= EXERCISE DESCRIPTION =
Reproduce exactly the lines below, starting at the line that contains "Output the text content of this document." and ending with the last line of the records, both included; leave out any pictures.

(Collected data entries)
______________________________

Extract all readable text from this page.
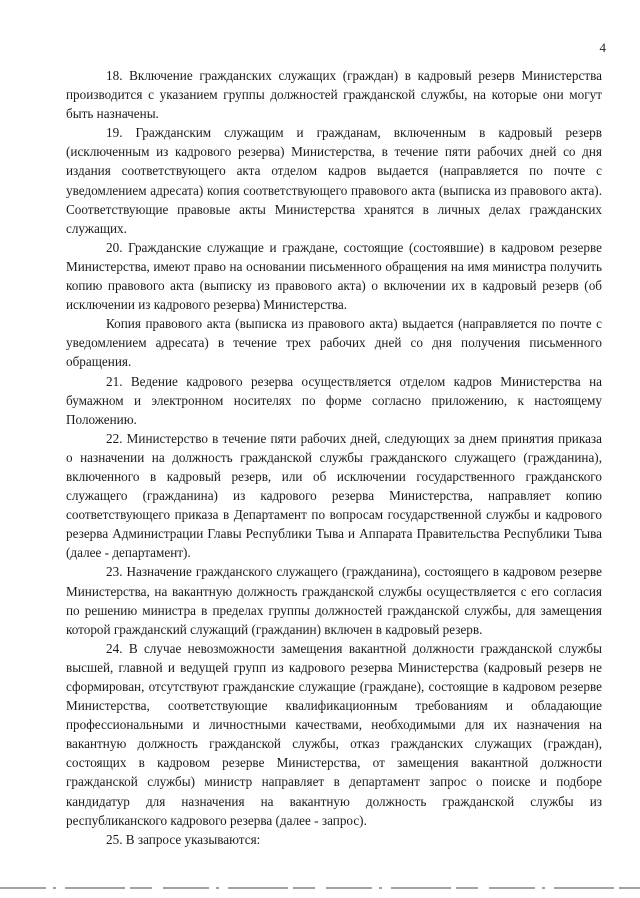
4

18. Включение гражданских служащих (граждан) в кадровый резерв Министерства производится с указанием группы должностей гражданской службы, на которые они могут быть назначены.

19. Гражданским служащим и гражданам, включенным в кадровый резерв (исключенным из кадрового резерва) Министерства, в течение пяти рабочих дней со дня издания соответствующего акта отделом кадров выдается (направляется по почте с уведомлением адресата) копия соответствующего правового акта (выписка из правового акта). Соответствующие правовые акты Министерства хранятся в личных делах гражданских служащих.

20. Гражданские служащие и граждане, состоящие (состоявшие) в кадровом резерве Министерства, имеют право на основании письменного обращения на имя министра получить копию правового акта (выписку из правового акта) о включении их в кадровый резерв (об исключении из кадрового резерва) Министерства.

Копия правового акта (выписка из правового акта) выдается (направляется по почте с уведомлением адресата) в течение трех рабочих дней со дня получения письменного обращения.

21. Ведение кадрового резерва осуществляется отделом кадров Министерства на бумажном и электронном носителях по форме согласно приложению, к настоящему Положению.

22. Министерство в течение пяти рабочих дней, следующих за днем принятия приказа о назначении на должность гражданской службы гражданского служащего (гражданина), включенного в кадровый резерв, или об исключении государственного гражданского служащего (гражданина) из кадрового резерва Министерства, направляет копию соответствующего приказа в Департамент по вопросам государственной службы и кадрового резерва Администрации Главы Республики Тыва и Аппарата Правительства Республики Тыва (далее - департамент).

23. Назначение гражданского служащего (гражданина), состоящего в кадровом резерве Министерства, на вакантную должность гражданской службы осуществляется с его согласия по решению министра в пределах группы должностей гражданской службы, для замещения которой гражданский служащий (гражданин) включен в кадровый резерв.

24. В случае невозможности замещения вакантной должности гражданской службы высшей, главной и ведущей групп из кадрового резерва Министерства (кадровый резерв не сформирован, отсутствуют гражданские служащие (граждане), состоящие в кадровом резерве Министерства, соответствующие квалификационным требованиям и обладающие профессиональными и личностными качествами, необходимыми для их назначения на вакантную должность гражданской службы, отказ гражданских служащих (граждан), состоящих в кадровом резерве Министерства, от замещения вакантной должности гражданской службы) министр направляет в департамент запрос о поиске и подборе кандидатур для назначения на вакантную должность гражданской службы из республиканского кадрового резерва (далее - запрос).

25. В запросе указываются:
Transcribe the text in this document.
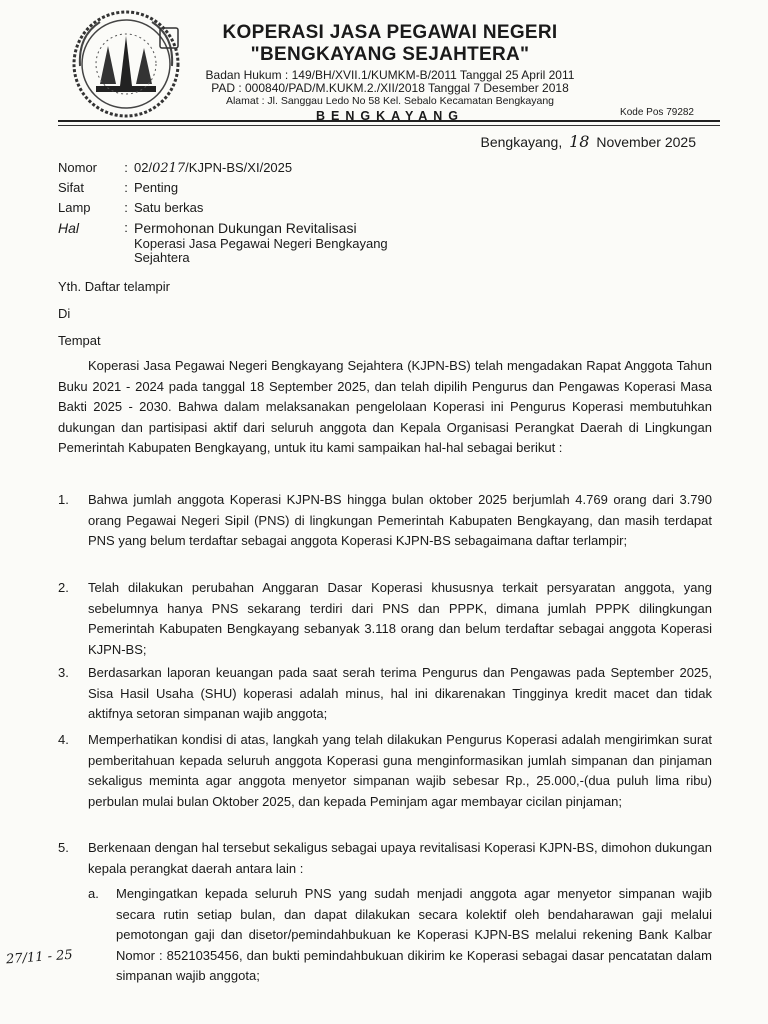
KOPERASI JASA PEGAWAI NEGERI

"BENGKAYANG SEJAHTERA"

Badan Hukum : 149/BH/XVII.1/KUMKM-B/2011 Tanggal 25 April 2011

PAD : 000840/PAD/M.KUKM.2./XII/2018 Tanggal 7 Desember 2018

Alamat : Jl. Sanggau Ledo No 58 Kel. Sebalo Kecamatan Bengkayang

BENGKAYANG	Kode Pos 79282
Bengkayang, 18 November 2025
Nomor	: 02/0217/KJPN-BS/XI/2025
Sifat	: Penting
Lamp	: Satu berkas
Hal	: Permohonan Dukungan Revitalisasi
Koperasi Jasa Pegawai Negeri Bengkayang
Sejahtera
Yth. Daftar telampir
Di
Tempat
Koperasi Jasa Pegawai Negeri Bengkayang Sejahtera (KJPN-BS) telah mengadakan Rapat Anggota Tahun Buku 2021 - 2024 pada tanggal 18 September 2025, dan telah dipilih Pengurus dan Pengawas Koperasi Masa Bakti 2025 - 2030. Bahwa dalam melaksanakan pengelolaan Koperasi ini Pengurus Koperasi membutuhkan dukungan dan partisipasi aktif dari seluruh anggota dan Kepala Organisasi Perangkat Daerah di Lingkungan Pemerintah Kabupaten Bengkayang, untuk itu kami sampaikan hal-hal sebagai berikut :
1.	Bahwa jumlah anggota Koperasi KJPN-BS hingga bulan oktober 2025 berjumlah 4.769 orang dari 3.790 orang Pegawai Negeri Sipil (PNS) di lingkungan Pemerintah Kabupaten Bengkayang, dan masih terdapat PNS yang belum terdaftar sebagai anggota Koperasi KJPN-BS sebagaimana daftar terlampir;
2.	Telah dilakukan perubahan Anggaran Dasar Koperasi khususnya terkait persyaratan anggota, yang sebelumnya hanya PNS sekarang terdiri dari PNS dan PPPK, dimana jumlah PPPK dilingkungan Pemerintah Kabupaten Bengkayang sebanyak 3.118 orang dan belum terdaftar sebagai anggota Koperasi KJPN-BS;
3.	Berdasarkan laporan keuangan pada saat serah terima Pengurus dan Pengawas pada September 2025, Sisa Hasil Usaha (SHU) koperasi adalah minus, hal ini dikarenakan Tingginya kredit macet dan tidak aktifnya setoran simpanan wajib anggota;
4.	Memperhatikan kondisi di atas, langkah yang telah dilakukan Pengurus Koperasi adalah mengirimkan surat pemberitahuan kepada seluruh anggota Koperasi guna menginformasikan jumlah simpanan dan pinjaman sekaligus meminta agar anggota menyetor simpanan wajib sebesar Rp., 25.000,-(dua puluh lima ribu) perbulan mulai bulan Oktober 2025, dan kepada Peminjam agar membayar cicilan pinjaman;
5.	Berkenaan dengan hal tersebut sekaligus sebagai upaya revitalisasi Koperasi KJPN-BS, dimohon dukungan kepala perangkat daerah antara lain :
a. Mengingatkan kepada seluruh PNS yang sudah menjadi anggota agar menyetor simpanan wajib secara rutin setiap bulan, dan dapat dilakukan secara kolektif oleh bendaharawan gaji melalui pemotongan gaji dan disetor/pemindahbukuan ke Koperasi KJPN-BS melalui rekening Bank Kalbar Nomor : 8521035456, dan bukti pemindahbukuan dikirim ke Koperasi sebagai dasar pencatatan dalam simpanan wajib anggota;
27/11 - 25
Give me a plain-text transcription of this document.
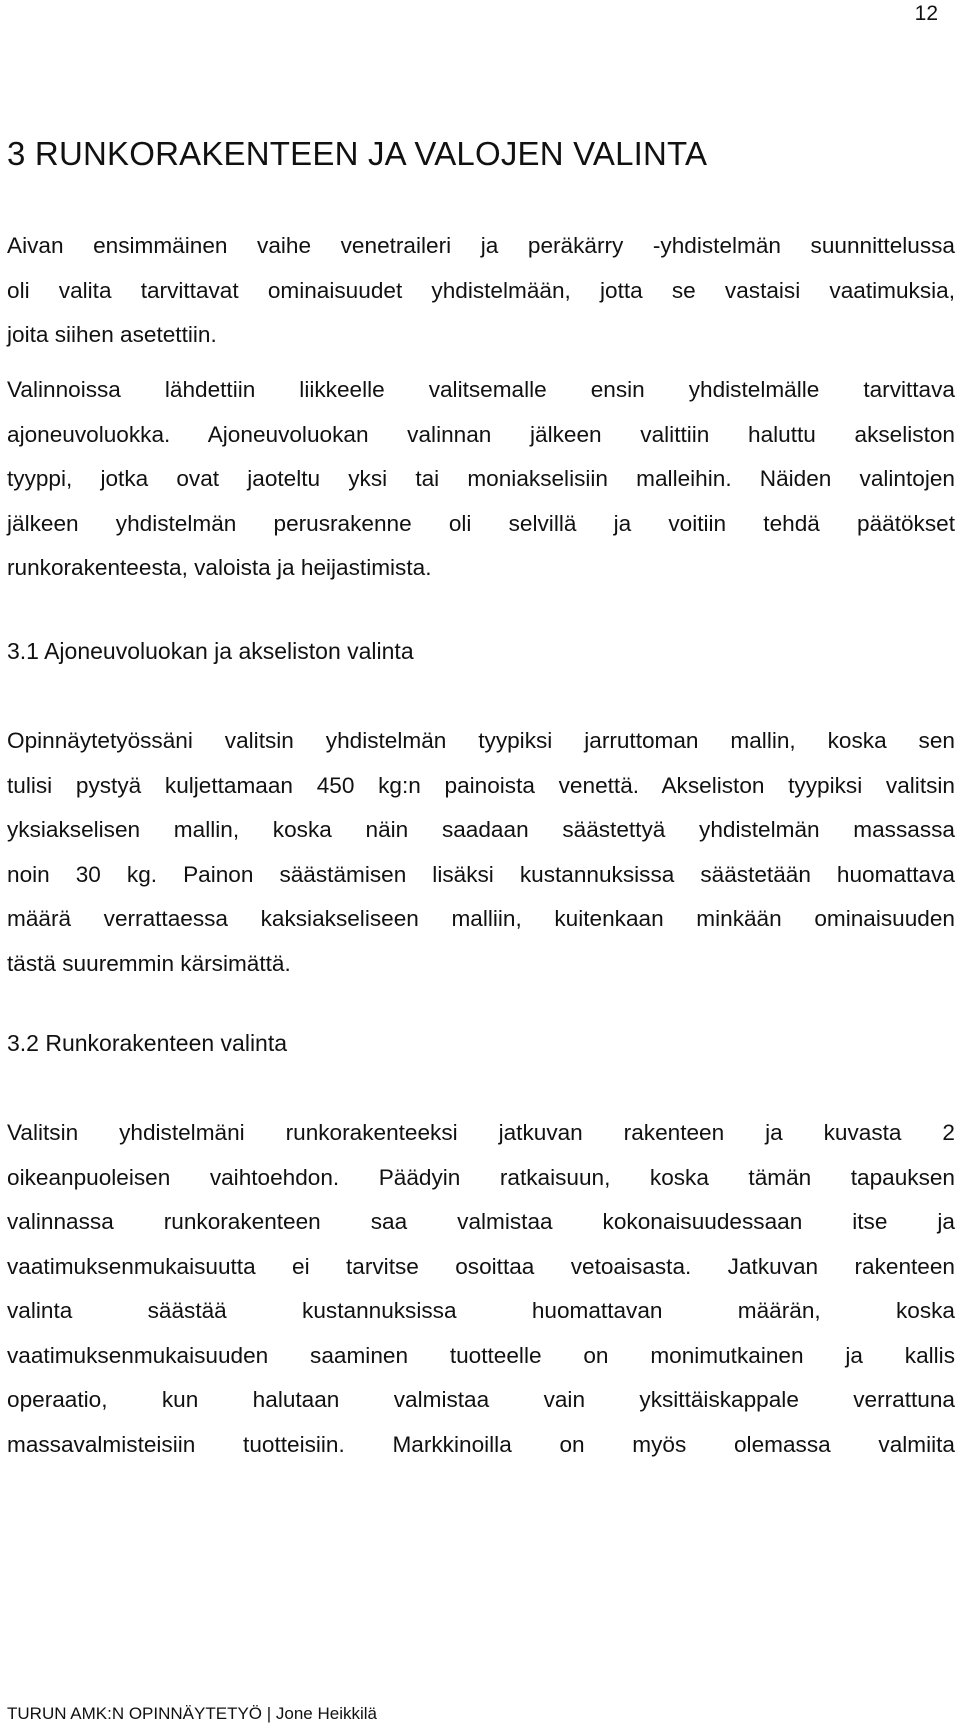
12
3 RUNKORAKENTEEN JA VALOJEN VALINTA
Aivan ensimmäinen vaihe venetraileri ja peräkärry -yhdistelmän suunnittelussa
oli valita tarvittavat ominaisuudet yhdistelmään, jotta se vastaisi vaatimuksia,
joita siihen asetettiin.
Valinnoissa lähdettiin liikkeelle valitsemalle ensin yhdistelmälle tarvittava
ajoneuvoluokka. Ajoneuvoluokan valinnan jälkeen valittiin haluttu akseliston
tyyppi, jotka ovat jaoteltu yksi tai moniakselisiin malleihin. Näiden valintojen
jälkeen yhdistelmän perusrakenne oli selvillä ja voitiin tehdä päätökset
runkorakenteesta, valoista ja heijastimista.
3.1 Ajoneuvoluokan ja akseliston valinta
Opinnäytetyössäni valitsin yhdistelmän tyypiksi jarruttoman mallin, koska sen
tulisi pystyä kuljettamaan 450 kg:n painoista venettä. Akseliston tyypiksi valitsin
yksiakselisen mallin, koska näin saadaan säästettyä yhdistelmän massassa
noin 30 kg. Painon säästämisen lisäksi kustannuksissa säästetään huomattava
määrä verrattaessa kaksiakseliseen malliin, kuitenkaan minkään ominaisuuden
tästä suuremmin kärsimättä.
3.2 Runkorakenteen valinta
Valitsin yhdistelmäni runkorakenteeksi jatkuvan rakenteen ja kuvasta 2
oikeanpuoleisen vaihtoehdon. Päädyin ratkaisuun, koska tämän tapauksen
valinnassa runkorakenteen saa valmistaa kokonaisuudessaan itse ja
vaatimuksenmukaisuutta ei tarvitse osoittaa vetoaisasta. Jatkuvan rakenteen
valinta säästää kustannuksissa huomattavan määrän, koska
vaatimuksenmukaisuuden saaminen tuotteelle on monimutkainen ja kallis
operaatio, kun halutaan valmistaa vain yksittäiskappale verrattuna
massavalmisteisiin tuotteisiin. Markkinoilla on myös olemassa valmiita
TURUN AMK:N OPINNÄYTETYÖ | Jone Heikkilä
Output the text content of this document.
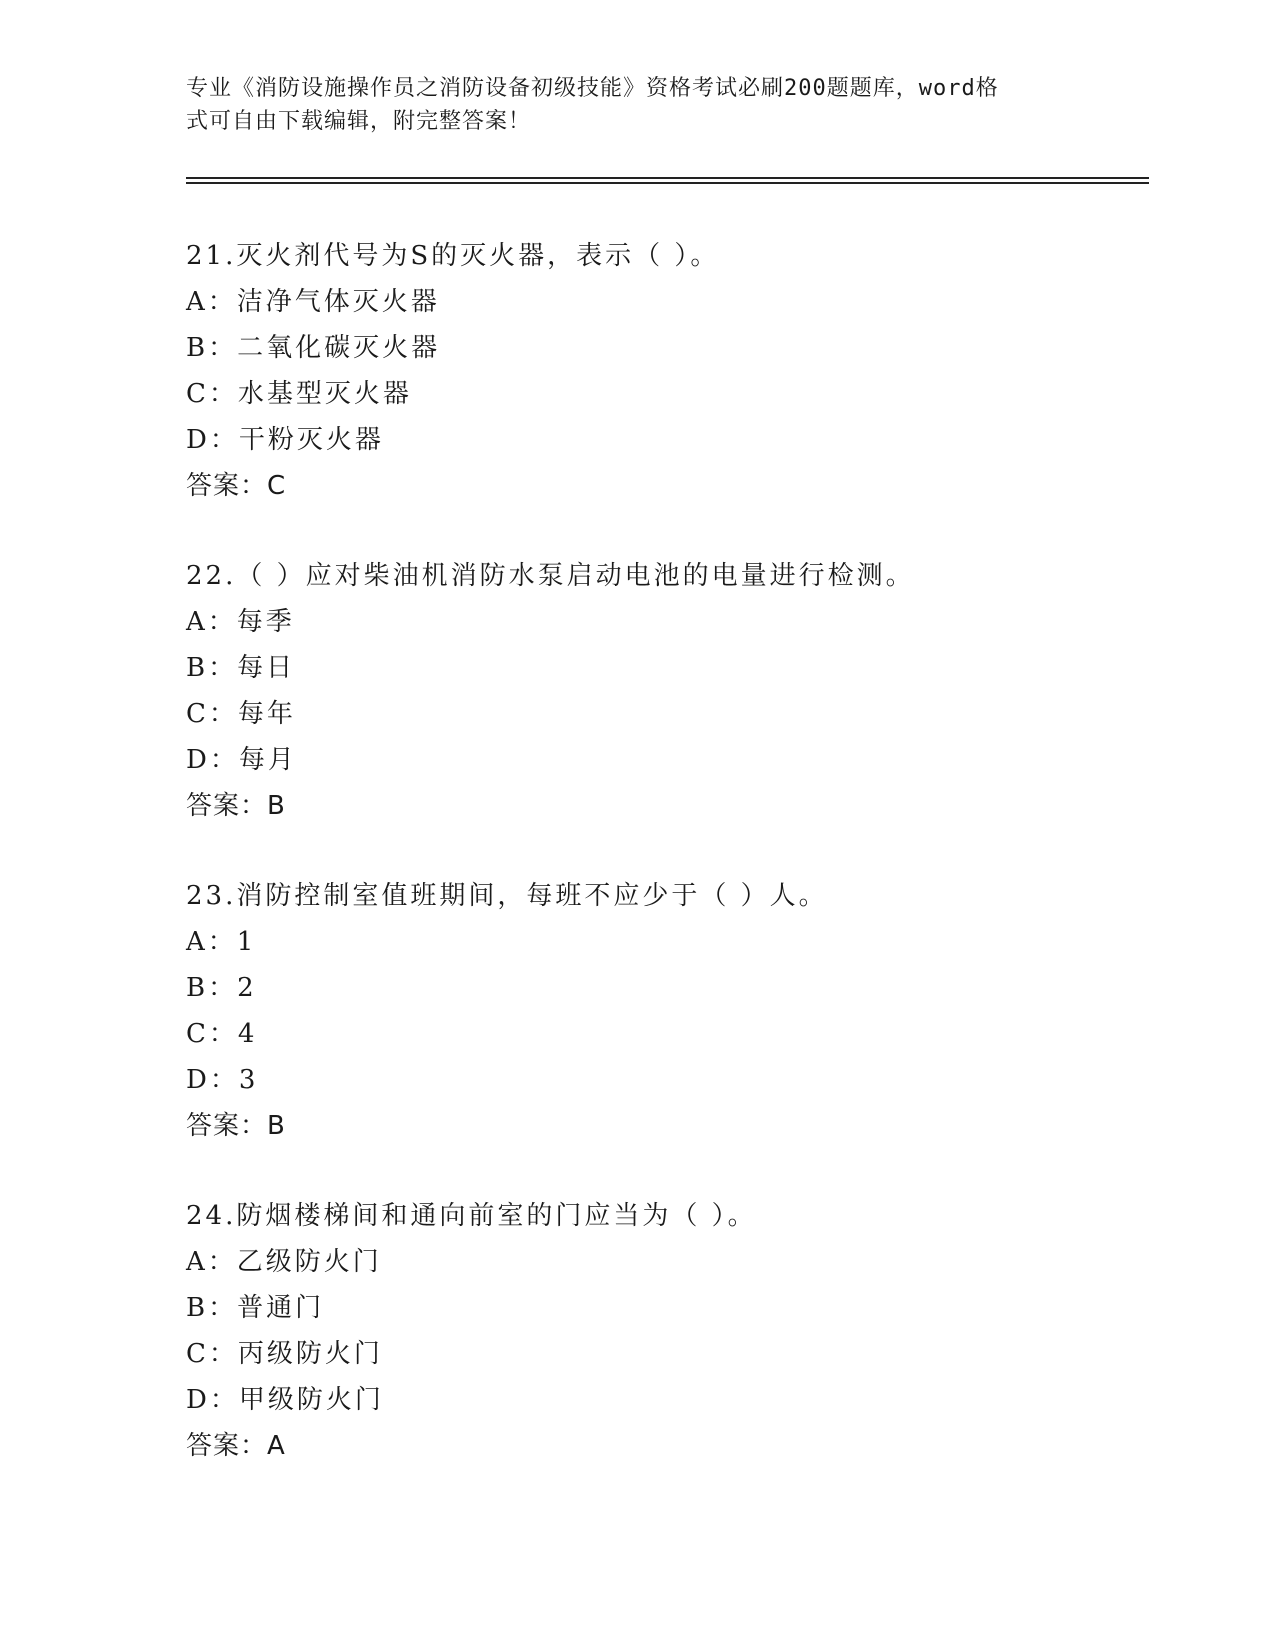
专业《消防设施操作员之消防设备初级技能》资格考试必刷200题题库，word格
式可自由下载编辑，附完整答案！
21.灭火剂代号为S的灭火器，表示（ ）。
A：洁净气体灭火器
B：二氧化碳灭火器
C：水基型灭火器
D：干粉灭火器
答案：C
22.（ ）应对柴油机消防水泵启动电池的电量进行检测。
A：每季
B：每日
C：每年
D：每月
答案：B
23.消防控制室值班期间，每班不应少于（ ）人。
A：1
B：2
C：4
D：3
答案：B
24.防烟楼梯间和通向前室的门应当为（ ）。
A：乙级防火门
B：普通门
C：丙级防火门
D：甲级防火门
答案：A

______________________________

= THE SOLUTION =
Output the text content of this document.
专业《消防设施操作员之消防设备初级技能》资格考试必刷200题题库，word格
式可自由下载编辑，附完整答案！
21.灭火剂代号为S的灭火器，表示（ ）。
A：洁净气体灭火器
B：二氧化碳灭火器
C：水基型灭火器
D：干粉灭火器
答案：C
22.（ ）应对柴油机消防水泵启动电池的电量进行检测。
A：每季
B：每日
C：每年
D：每月
答案：B
23.消防控制室值班期间，每班不应少于（ ）人。
A：1
B：2
C：4
D：3
答案：B
24.防烟楼梯间和通向前室的门应当为（ ）。
A：乙级防火门
B：普通门
C：丙级防火门
D：甲级防火门
答案：A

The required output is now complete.